### Excerpt

Segment Open

A simple implementation of the k-winner algorithm in tiny-dnn.

How to build

git clone https://github.com/marty1885/tiny-kwinner
g++ main.cpp -o main -Ofast -ltbb -march=native

To run the program, please download the MNIST to dataset to the current folder.

./main

main.cpp is the original version without boosting. main2.cpp is with boosting a different method adding noise to image.

Requirments

  • An AVX capable CPU - Intel Sandy Bridge, AMD Jaguar/Bulldozer or later If you are running on loder x86 processors or not on x86. Plase comment the line #define CNN_USE_AVX in main.cpp. But do note that this drastically decreases performance.

  • Intel TBB

  • C++17 capcable compiler

  • tiny-dnn

Results

Performance of kwinner vs other regularizarion metheds.

Segment Closed

### Information given
Segment Open

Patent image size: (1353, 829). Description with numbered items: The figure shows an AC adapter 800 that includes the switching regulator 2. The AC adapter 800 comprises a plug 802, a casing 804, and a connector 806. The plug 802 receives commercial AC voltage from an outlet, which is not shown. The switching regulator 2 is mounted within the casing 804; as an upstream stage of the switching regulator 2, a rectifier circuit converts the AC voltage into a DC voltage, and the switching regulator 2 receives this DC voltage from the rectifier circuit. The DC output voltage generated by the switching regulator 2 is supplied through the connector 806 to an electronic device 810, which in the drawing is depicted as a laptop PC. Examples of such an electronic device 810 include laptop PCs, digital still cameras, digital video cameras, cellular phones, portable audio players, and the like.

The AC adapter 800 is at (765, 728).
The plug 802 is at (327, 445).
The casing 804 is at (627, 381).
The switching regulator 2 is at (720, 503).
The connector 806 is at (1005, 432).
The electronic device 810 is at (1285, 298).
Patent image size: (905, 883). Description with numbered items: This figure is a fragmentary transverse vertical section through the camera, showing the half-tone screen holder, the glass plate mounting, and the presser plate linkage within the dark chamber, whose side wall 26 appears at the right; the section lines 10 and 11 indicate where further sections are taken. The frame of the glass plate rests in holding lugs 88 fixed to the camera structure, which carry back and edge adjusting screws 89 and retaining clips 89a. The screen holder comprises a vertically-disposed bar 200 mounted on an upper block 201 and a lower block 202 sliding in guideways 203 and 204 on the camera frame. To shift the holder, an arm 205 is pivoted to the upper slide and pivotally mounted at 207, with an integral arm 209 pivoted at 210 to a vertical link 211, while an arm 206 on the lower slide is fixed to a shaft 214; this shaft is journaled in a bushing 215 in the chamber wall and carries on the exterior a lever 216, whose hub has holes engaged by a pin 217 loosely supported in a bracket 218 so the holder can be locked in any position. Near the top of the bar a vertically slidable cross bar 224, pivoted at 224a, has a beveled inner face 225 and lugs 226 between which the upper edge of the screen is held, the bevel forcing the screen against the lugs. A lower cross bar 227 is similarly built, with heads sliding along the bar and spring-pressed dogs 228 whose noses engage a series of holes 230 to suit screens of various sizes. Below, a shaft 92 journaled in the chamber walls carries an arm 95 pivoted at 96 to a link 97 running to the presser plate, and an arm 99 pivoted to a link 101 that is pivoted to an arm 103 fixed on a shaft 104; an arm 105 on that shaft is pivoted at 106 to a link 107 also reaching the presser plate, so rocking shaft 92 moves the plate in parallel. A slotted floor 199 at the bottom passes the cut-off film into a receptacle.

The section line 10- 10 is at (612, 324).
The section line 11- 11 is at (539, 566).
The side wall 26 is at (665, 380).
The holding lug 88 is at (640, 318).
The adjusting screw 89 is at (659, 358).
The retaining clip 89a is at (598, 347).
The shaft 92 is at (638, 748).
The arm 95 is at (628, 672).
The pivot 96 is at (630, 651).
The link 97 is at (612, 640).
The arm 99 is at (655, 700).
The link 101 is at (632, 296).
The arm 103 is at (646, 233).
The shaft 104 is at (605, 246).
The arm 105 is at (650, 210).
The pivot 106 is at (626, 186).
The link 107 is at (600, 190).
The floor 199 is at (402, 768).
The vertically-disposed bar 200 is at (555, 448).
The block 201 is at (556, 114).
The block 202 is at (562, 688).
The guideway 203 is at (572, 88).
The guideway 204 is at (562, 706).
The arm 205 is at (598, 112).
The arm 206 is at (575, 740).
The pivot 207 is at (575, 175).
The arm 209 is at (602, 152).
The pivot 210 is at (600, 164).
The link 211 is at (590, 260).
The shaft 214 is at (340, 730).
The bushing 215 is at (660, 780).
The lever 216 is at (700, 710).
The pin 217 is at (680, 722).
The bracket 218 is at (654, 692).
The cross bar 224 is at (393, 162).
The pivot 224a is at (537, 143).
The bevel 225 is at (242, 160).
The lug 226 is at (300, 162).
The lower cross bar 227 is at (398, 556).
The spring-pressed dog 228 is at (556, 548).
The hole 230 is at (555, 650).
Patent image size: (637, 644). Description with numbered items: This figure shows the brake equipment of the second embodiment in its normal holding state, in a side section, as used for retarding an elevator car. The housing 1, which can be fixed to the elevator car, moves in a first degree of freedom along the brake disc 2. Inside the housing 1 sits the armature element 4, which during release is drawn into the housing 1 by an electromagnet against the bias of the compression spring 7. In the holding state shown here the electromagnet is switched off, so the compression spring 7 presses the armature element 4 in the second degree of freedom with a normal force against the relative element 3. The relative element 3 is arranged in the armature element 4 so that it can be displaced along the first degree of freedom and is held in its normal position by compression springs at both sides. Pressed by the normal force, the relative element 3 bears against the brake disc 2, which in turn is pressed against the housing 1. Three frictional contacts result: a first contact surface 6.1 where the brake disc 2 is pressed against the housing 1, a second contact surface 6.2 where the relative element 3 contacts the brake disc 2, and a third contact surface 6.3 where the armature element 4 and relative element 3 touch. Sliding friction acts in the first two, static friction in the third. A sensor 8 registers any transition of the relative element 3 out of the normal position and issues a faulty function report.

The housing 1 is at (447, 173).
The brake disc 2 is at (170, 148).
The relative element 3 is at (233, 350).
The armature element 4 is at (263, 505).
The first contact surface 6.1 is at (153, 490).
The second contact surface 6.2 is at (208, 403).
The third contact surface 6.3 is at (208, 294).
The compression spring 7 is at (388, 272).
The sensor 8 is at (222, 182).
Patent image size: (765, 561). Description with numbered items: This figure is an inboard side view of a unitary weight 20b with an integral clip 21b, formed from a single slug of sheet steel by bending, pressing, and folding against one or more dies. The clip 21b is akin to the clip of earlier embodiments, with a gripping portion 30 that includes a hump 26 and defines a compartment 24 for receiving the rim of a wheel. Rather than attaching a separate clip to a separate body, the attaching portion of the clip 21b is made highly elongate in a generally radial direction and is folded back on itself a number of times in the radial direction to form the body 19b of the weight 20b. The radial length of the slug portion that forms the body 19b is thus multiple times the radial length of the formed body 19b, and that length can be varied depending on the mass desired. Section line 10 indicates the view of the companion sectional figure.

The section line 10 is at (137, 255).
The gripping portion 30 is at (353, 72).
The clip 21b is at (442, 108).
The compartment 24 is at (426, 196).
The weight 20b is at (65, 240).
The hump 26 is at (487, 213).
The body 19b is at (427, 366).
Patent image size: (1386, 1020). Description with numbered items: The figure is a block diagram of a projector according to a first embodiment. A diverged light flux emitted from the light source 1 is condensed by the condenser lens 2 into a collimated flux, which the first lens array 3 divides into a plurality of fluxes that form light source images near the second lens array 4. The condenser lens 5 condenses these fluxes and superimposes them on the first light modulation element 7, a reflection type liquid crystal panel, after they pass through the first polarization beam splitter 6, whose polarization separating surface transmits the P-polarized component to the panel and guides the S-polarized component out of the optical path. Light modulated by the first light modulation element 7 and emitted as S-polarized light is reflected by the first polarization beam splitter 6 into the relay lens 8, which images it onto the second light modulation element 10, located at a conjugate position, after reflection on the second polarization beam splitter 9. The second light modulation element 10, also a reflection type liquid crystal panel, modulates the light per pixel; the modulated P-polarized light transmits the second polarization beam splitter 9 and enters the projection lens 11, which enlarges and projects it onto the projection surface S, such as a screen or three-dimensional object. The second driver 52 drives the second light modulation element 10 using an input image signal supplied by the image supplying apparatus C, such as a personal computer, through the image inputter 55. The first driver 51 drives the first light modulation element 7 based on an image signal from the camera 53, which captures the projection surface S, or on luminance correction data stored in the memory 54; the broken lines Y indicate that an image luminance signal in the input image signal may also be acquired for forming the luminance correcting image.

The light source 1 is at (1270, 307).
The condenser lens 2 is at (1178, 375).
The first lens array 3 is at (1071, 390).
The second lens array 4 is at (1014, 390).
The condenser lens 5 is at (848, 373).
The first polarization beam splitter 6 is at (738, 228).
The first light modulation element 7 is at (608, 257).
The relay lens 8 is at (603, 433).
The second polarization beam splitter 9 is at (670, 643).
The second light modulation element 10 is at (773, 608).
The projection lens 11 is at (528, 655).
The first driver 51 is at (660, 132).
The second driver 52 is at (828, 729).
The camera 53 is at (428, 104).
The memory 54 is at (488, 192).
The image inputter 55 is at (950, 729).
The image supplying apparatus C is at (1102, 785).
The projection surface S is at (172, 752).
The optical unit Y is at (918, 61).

Segment Closed

### Task set
1. In the k-winner excerpt:
(a) Which optimization flag does the g++ build command use?
(b) Which file is the original version without boosting?
(c) What C++ standard must the compiler support?
2. Repeat the part of the k-winner excerpt that opens with the words containing "To run the program, please" and closes with "drastically decreases performance.".

### Expected outputs
1.
(a) -Ofast
(b) main.cpp
(c) C++17

2.
To run the program, please download the MNIST to dataset to the current folder.

./main

main.cpp is the original version without boosting. main2.cpp is with boosting a different method adding noise to image.

Requirments

  • An AVX capable CPU - Intel Sandy Bridge, AMD Jaguar/Bulldozer or later If you are running on loder x86 processors or not on x86. Plase comment the line #define CNN_USE_AVX in main.cpp. But do note that this drastically decreases performance.